* _Goal of the exercise_
From the records below, pull each line that has "presso".
-- START Data --
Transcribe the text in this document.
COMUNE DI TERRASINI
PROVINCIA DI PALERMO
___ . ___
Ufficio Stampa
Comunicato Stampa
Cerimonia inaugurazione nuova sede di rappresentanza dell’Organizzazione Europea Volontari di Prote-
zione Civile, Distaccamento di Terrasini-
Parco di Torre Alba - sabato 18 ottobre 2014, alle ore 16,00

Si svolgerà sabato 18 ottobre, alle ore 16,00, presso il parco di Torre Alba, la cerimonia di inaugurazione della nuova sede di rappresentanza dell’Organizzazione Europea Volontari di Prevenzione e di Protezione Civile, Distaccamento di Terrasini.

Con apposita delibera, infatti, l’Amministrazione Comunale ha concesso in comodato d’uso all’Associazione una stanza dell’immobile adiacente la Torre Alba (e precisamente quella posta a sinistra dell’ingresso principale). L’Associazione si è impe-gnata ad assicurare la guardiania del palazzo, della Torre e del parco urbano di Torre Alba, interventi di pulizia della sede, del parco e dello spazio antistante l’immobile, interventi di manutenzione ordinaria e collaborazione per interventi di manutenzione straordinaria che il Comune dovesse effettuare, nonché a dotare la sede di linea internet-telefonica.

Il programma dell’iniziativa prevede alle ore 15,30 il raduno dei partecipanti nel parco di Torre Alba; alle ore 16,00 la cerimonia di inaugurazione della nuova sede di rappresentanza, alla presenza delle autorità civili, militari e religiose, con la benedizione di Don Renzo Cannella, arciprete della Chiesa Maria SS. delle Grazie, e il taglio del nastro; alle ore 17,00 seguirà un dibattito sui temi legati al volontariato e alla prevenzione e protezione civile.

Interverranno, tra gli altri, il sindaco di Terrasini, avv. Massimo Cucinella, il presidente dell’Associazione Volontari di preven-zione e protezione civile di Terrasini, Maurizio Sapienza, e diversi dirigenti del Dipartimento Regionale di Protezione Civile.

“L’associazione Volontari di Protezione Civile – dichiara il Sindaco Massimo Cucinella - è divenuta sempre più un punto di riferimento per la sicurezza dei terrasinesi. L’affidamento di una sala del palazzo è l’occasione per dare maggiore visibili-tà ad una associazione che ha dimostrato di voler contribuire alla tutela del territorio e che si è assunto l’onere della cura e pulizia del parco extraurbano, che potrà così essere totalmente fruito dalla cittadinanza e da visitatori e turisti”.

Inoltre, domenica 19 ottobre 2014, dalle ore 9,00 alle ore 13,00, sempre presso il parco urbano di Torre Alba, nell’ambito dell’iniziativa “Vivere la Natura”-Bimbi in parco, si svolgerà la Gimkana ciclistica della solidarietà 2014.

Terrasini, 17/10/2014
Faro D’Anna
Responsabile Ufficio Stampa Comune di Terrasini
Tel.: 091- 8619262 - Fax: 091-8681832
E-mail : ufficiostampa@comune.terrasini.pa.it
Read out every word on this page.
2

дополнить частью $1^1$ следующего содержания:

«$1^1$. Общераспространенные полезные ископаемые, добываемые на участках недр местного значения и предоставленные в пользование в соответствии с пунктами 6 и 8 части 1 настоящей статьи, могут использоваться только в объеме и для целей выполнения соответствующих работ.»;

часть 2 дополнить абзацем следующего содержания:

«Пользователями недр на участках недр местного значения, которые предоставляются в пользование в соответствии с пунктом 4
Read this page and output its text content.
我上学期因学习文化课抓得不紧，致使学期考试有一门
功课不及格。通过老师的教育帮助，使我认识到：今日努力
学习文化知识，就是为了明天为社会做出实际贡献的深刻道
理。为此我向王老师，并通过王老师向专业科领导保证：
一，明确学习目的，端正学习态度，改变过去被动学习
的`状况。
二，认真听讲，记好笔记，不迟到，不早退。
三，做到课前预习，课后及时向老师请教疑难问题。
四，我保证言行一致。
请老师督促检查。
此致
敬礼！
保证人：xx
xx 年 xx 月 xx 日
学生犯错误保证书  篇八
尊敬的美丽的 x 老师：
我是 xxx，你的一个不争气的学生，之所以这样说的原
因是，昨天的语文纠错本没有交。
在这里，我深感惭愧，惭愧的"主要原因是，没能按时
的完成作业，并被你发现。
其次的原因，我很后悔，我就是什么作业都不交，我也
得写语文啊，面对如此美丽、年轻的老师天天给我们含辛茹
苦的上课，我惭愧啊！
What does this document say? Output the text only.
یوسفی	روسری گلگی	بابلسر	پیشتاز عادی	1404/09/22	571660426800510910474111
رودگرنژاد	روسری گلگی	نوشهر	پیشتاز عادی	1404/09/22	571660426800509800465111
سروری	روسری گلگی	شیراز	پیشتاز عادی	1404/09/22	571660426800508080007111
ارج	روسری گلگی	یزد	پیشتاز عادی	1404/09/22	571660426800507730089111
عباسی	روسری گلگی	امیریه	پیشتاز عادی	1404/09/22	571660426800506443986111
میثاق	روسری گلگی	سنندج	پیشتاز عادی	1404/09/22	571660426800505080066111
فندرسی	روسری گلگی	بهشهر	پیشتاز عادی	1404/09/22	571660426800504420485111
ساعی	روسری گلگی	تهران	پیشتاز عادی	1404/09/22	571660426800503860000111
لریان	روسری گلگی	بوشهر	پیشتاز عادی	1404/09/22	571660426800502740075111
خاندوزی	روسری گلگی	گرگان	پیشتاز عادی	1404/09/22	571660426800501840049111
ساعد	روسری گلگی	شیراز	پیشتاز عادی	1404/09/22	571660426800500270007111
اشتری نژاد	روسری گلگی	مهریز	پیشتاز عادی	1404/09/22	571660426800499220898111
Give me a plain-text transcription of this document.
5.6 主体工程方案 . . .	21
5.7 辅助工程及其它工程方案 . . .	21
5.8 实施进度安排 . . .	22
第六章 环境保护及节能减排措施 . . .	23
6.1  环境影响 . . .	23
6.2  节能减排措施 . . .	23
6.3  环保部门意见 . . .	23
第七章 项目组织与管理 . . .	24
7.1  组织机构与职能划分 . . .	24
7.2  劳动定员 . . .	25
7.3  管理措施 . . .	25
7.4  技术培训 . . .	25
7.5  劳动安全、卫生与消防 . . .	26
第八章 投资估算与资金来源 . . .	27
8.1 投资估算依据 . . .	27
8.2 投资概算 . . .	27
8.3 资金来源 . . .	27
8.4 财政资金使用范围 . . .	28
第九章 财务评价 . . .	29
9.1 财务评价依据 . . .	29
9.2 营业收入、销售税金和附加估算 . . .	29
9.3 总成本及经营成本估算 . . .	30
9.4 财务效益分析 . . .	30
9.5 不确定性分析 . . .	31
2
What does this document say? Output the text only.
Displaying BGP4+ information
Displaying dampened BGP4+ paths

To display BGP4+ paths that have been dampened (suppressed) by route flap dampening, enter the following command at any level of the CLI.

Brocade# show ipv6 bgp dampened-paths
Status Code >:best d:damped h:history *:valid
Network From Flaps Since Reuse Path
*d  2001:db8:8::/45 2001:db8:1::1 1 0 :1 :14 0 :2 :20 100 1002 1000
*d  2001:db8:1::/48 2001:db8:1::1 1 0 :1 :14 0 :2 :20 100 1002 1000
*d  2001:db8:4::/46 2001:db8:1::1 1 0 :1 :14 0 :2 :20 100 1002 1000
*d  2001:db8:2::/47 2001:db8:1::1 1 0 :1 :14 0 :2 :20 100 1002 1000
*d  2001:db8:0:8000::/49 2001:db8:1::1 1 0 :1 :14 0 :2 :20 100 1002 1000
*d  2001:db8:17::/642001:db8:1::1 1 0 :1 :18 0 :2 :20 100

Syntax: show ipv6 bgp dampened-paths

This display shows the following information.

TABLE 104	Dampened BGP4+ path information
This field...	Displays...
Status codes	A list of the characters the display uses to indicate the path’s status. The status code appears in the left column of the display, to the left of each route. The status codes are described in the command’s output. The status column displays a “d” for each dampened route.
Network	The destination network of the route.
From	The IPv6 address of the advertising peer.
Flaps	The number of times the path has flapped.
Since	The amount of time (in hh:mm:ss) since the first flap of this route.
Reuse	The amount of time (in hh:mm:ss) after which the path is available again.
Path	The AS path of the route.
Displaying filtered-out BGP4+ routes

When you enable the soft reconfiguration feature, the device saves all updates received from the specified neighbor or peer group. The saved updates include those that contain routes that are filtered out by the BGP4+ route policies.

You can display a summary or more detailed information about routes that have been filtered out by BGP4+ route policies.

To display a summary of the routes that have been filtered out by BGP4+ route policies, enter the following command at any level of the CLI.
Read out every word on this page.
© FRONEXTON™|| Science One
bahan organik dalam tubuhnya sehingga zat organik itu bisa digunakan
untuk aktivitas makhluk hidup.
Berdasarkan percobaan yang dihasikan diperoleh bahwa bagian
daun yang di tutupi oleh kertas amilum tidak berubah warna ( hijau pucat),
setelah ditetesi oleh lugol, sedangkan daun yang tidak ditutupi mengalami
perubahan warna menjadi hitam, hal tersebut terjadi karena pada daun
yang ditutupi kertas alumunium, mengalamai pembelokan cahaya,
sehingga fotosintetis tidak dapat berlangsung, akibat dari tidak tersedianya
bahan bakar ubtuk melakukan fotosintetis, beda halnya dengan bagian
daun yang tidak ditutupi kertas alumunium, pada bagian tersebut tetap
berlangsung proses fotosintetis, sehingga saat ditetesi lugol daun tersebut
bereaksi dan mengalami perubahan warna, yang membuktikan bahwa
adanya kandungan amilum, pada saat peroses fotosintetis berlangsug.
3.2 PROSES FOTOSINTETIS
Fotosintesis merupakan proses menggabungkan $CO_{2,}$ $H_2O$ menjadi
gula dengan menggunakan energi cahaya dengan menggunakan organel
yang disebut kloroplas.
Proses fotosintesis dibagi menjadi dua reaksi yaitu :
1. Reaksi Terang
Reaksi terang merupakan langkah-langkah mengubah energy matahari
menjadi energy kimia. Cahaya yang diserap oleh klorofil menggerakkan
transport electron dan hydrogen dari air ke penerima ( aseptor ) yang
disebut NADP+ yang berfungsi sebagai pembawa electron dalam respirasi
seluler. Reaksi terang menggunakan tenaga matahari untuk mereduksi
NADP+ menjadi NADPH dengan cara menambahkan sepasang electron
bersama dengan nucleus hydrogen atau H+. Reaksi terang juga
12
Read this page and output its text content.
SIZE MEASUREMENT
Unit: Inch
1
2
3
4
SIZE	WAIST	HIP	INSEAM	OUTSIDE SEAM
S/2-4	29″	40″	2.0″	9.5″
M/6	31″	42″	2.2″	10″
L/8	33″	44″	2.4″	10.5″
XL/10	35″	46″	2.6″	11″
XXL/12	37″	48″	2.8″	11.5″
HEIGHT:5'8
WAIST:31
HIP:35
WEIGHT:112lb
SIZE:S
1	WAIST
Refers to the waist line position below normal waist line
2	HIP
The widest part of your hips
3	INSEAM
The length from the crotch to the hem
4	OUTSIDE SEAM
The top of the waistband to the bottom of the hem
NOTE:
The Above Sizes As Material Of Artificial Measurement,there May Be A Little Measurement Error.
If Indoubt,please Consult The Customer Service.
-- END Data --
* _Problem solution_
Si svolgerà sabato 18 ottobre, alle ore 16,00, presso il parco di Torre Alba, la cerimonia di inaugurazione della nuova sede di rappresentanza dell’Organizzazione Europea Volontari di Prevenzione e di Protezione Civile, Distaccamento di Terrasini.
Inoltre, domenica 19 ottobre 2014, dalle ore 9,00 alle ore 13,00, sempre presso il parco urbano di Torre Alba, nell’ambito dell’iniziativa “Vivere la Natura”-Bimbi in parco, si svolgerà la Gimkana ciclistica della solidarietà 2014.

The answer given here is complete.